§ **DATA EXCERPTS**:
= = =
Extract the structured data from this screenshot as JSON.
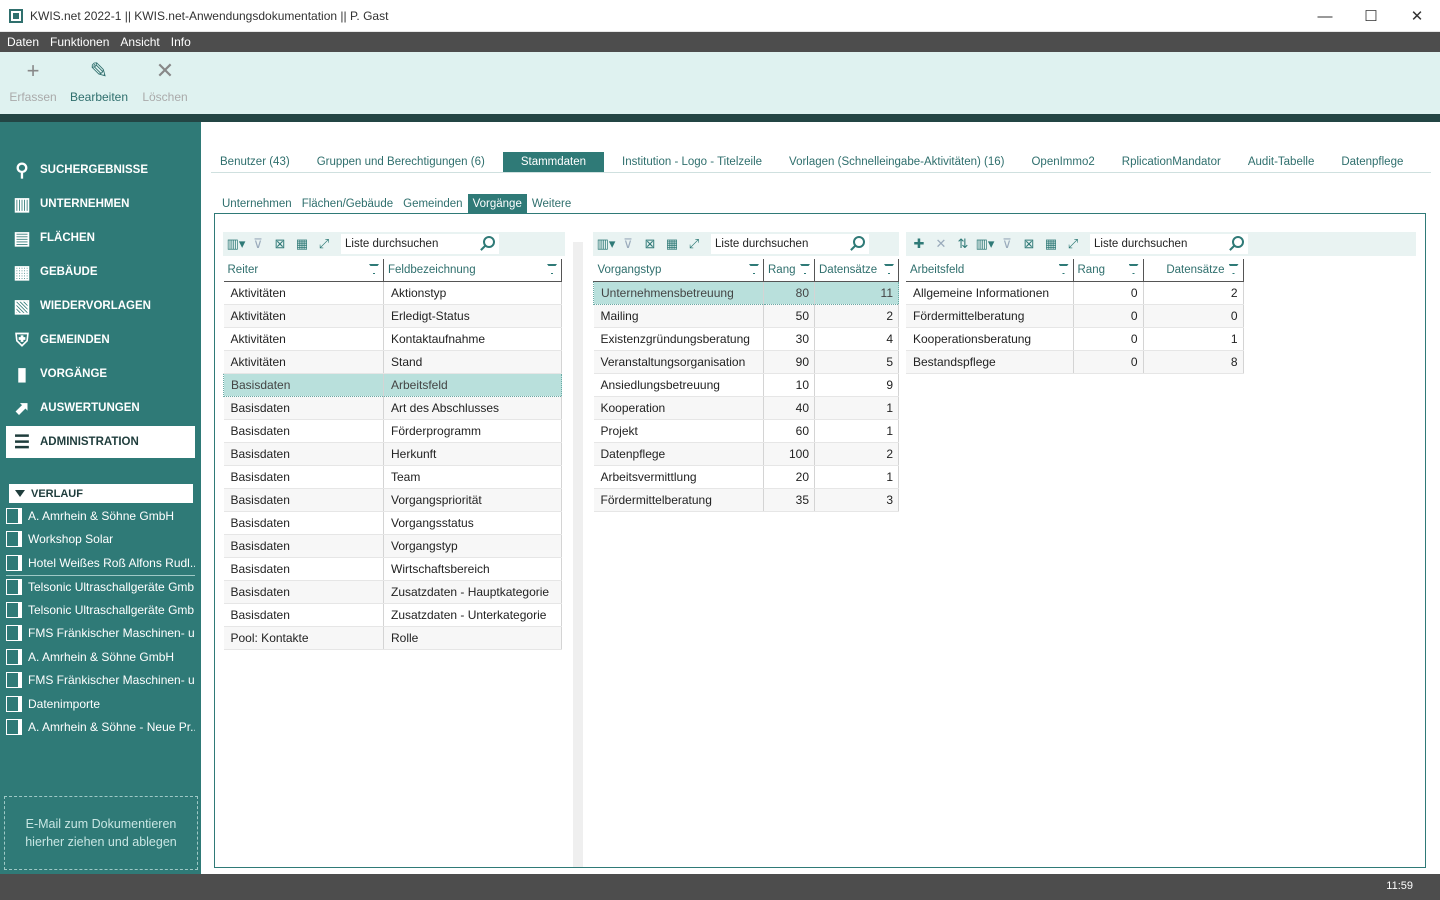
{
  "window": {
    "title": "KWIS.net 2022-1 || KWIS.net-Anwendungsdokumentation || P. Gast",
    "minimize": "—",
    "maximize": "☐",
    "close": "✕"
  },
  "menu": [
    "Daten",
    "Funktionen",
    "Ansicht",
    "Info"
  ],
  "toolbar": {
    "erfassen": {
      "label": "Erfassen",
      "icon": "plus-icon",
      "glyph": "+"
    },
    "bearbeiten": {
      "label": "Bearbeiten",
      "icon": "edit-document-icon",
      "glyph": "✎"
    },
    "loeschen": {
      "label": "Löschen",
      "icon": "delete-x-icon",
      "glyph": "✕"
    }
  },
  "sidebar": {
    "nav": [
      {
        "label": "SUCHERGEBNISSE",
        "icon": "search-icon",
        "glyph": "⚲"
      },
      {
        "label": "UNTERNEHMEN",
        "icon": "building-icon",
        "glyph": "▥"
      },
      {
        "label": "FLÄCHEN",
        "icon": "area-icon",
        "glyph": "▤"
      },
      {
        "label": "GEBÄUDE",
        "icon": "building-plan-icon",
        "glyph": "▦"
      },
      {
        "label": "WIEDERVORLAGEN",
        "icon": "reminder-icon",
        "glyph": "▧"
      },
      {
        "label": "GEMEINDEN",
        "icon": "shield-icon",
        "glyph": "⛨"
      },
      {
        "label": "VORGÄNGE",
        "icon": "process-icon",
        "glyph": "▮"
      },
      {
        "label": "AUSWERTUNGEN",
        "icon": "chart-icon",
        "glyph": "⬈"
      },
      {
        "label": "ADMINISTRATION",
        "icon": "settings-sliders-icon",
        "glyph": "☰"
      }
    ],
    "verlauf_title": "VERLAUF",
    "verlauf": [
      "A. Amrhein & Söhne GmbH",
      "Workshop Solar",
      "Hotel Weißes Roß Alfons Rudl...",
      "Telsonic Ultraschallgeräte Gmb...",
      "Telsonic Ultraschallgeräte Gmb...",
      "FMS Fränkischer Maschinen- u...",
      "A. Amrhein & Söhne GmbH",
      "FMS Fränkischer Maschinen- u...",
      "Datenimporte",
      "A. Amrhein & Söhne - Neue Pr..."
    ],
    "dropzone_line1": "E-Mail  zum Dokumentieren",
    "dropzone_line2": "hierher ziehen und ablegen"
  },
  "tabs_main": [
    "Benutzer (43)",
    "Gruppen und Berechtigungen (6)",
    "Stammdaten",
    "Institution - Logo - Titelzeile",
    "Vorlagen (Schnelleingabe-Aktivitäten) (16)",
    "OpenImmo2",
    "RplicationMandator",
    "Audit-Tabelle",
    "Datenpflege"
  ],
  "tabs_sub": [
    "Unternehmen",
    "Flächen/Gebäude",
    "Gemeinden",
    "Vorgänge",
    "Weitere"
  ],
  "search_placeholder": "Liste durchsuchen",
  "grid1": {
    "columns": [
      "Reiter",
      "Feldbezeichnung"
    ],
    "rows": [
      [
        "Aktivitäten",
        "Aktionstyp"
      ],
      [
        "Aktivitäten",
        "Erledigt-Status"
      ],
      [
        "Aktivitäten",
        "Kontaktaufnahme"
      ],
      [
        "Aktivitäten",
        "Stand"
      ],
      [
        "Basisdaten",
        "Arbeitsfeld"
      ],
      [
        "Basisdaten",
        "Art des Abschlusses"
      ],
      [
        "Basisdaten",
        "Förderprogramm"
      ],
      [
        "Basisdaten",
        "Herkunft"
      ],
      [
        "Basisdaten",
        "Team"
      ],
      [
        "Basisdaten",
        "Vorgangspriorität"
      ],
      [
        "Basisdaten",
        "Vorgangsstatus"
      ],
      [
        "Basisdaten",
        "Vorgangstyp"
      ],
      [
        "Basisdaten",
        "Wirtschaftsbereich"
      ],
      [
        "Basisdaten",
        "Zusatzdaten - Hauptkategorie"
      ],
      [
        "Basisdaten",
        "Zusatzdaten - Unterkategorie"
      ],
      [
        "Pool: Kontakte",
        "Rolle"
      ]
    ]
  },
  "grid2": {
    "columns": [
      "Vorgangstyp",
      "Rang",
      "Datensätze"
    ],
    "rows": [
      [
        "Unternehmensbetreuung",
        "80",
        "11"
      ],
      [
        "Mailing",
        "50",
        "2"
      ],
      [
        "Existenzgründungsberatung",
        "30",
        "4"
      ],
      [
        "Veranstaltungsorganisation",
        "90",
        "5"
      ],
      [
        "Ansiedlungsbetreuung",
        "10",
        "9"
      ],
      [
        "Kooperation",
        "40",
        "1"
      ],
      [
        "Projekt",
        "60",
        "1"
      ],
      [
        "Datenpflege",
        "100",
        "2"
      ],
      [
        "Arbeitsvermittlung",
        "20",
        "1"
      ],
      [
        "Fördermittelberatung",
        "35",
        "3"
      ]
    ]
  },
  "grid3": {
    "columns": [
      "Arbeitsfeld",
      "Rang",
      "Datensätze"
    ],
    "rows": [
      [
        "Allgemeine Informationen",
        "0",
        "2"
      ],
      [
        "Fördermittelberatung",
        "0",
        "0"
      ],
      [
        "Kooperationsberatung",
        "0",
        "1"
      ],
      [
        "Bestandspflege",
        "0",
        "8"
      ]
    ]
  },
  "status": {
    "clock": "11:59"
  }
}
= = =
§ **YOUR TASK**: Copy every record above exactly, leaving out any pictures.

§ **ANSWER**:
Extract the structured data from this screenshot as JSON.
{
  "window": {
    "title": "KWIS.net 2022-1 || KWIS.net-Anwendungsdokumentation || P. Gast",
    "minimize": "—",
    "maximize": "☐",
    "close": "✕"
  },
  "menu": [
    "Daten",
    "Funktionen",
    "Ansicht",
    "Info"
  ],
  "toolbar": {
    "erfassen": {
      "label": "Erfassen",
      "icon": "plus-icon",
      "glyph": "+"
    },
    "bearbeiten": {
      "label": "Bearbeiten",
      "icon": "edit-document-icon",
      "glyph": "✎"
    },
    "loeschen": {
      "label": "Löschen",
      "icon": "delete-x-icon",
      "glyph": "✕"
    }
  },
  "sidebar": {
    "nav": [
      {
        "label": "SUCHERGEBNISSE",
        "icon": "search-icon",
        "glyph": "⚲"
      },
      {
        "label": "UNTERNEHMEN",
        "icon": "building-icon",
        "glyph": "▥"
      },
      {
        "label": "FLÄCHEN",
        "icon": "area-icon",
        "glyph": "▤"
      },
      {
        "label": "GEBÄUDE",
        "icon": "building-plan-icon",
        "glyph": "▦"
      },
      {
        "label": "WIEDERVORLAGEN",
        "icon": "reminder-icon",
        "glyph": "▧"
      },
      {
        "label": "GEMEINDEN",
        "icon": "shield-icon",
        "glyph": "⛨"
      },
      {
        "label": "VORGÄNGE",
        "icon": "process-icon",
        "glyph": "▮"
      },
      {
        "label": "AUSWERTUNGEN",
        "icon": "chart-icon",
        "glyph": "⬈"
      },
      {
        "label": "ADMINISTRATION",
        "icon": "settings-sliders-icon",
        "glyph": "☰"
      }
    ],
    "verlauf_title": "VERLAUF",
    "verlauf": [
      "A. Amrhein & Söhne GmbH",
      "Workshop Solar",
      "Hotel Weißes Roß Alfons Rudl...",
      "Telsonic Ultraschallgeräte Gmb...",
      "Telsonic Ultraschallgeräte Gmb...",
      "FMS Fränkischer Maschinen- u...",
      "A. Amrhein & Söhne GmbH",
      "FMS Fränkischer Maschinen- u...",
      "Datenimporte",
      "A. Amrhein & Söhne - Neue Pr..."
    ],
    "dropzone_line1": "E-Mail  zum Dokumentieren",
    "dropzone_line2": "hierher ziehen und ablegen"
  },
  "tabs_main": [
    "Benutzer (43)",
    "Gruppen und Berechtigungen (6)",
    "Stammdaten",
    "Institution - Logo - Titelzeile",
    "Vorlagen (Schnelleingabe-Aktivitäten) (16)",
    "OpenImmo2",
    "RplicationMandator",
    "Audit-Tabelle",
    "Datenpflege"
  ],
  "tabs_sub": [
    "Unternehmen",
    "Flächen/Gebäude",
    "Gemeinden",
    "Vorgänge",
    "Weitere"
  ],
  "search_placeholder": "Liste durchsuchen",
  "grid1": {
    "columns": [
      "Reiter",
      "Feldbezeichnung"
    ],
    "rows": [
      [
        "Aktivitäten",
        "Aktionstyp"
      ],
      [
        "Aktivitäten",
        "Erledigt-Status"
      ],
      [
        "Aktivitäten",
        "Kontaktaufnahme"
      ],
      [
        "Aktivitäten",
        "Stand"
      ],
      [
        "Basisdaten",
        "Arbeitsfeld"
      ],
      [
        "Basisdaten",
        "Art des Abschlusses"
      ],
      [
        "Basisdaten",
        "Förderprogramm"
      ],
      [
        "Basisdaten",
        "Herkunft"
      ],
      [
        "Basisdaten",
        "Team"
      ],
      [
        "Basisdaten",
        "Vorgangspriorität"
      ],
      [
        "Basisdaten",
        "Vorgangsstatus"
      ],
      [
        "Basisdaten",
        "Vorgangstyp"
      ],
      [
        "Basisdaten",
        "Wirtschaftsbereich"
      ],
      [
        "Basisdaten",
        "Zusatzdaten - Hauptkategorie"
      ],
      [
        "Basisdaten",
        "Zusatzdaten - Unterkategorie"
      ],
      [
        "Pool: Kontakte",
        "Rolle"
      ]
    ]
  },
  "grid2": {
    "columns": [
      "Vorgangstyp",
      "Rang",
      "Datensätze"
    ],
    "rows": [
      [
        "Unternehmensbetreuung",
        "80",
        "11"
      ],
      [
        "Mailing",
        "50",
        "2"
      ],
      [
        "Existenzgründungsberatung",
        "30",
        "4"
      ],
      [
        "Veranstaltungsorganisation",
        "90",
        "5"
      ],
      [
        "Ansiedlungsbetreuung",
        "10",
        "9"
      ],
      [
        "Kooperation",
        "40",
        "1"
      ],
      [
        "Projekt",
        "60",
        "1"
      ],
      [
        "Datenpflege",
        "100",
        "2"
      ],
      [
        "Arbeitsvermittlung",
        "20",
        "1"
      ],
      [
        "Fördermittelberatung",
        "35",
        "3"
      ]
    ]
  },
  "grid3": {
    "columns": [
      "Arbeitsfeld",
      "Rang",
      "Datensätze"
    ],
    "rows": [
      [
        "Allgemeine Informationen",
        "0",
        "2"
      ],
      [
        "Fördermittelberatung",
        "0",
        "0"
      ],
      [
        "Kooperationsberatung",
        "0",
        "1"
      ],
      [
        "Bestandspflege",
        "0",
        "8"
      ]
    ]
  },
  "status": {
    "clock": "11:59"
  }
}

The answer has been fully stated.